▶ **JOB**
Copy out every line in which the string "Noise" occurs.
[Start SOURCE MATERIAL]
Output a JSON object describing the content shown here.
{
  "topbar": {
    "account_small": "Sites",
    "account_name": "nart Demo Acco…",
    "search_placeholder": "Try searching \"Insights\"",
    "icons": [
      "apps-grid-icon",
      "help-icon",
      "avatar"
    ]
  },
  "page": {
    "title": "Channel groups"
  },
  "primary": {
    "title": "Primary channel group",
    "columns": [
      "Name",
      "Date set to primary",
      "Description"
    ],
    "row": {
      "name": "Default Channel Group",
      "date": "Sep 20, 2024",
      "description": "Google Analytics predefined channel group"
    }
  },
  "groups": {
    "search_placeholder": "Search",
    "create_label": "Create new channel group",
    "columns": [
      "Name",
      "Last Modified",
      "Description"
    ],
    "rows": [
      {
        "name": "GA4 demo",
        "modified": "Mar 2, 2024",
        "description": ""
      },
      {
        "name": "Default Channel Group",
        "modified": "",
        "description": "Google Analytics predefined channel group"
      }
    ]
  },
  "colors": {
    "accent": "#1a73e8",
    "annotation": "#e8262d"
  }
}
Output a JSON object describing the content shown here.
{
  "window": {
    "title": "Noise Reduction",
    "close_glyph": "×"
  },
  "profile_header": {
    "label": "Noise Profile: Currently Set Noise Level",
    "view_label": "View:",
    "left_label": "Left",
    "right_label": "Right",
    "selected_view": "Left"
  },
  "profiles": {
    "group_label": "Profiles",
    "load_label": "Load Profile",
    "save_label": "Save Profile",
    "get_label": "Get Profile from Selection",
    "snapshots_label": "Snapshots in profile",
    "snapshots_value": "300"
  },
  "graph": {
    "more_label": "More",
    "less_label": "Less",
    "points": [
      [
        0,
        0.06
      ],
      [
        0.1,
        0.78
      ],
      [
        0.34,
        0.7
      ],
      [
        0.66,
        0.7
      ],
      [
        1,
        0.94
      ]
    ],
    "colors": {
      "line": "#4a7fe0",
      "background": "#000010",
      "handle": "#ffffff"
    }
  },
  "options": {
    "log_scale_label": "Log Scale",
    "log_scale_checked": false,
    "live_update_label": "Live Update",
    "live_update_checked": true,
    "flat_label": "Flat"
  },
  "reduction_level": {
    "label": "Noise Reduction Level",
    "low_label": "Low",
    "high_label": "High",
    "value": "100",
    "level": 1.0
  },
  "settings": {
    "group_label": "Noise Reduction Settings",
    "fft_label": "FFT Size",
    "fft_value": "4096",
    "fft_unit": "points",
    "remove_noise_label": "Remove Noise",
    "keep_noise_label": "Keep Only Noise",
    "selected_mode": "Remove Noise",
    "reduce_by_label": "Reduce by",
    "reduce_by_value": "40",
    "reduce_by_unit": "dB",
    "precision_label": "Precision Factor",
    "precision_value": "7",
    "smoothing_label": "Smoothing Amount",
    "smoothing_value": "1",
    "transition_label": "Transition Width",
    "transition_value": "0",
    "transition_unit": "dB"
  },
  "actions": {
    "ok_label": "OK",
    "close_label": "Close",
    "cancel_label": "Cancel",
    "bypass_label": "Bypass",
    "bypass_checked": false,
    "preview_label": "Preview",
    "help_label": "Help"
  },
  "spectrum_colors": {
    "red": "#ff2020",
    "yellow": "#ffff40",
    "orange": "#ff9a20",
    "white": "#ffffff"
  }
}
[End SOURCE MATERIAL]
▶ **RESULT**
    "title": "Noise Reduction",
    "label": "Noise Profile: Currently Set Noise Level",
    "label": "Noise Reduction Level",
    "group_label": "Noise Reduction Settings",
    "remove_noise_label": "Remove Noise",
    "keep_noise_label": "Keep Only Noise",
    "selected_mode": "Remove Noise",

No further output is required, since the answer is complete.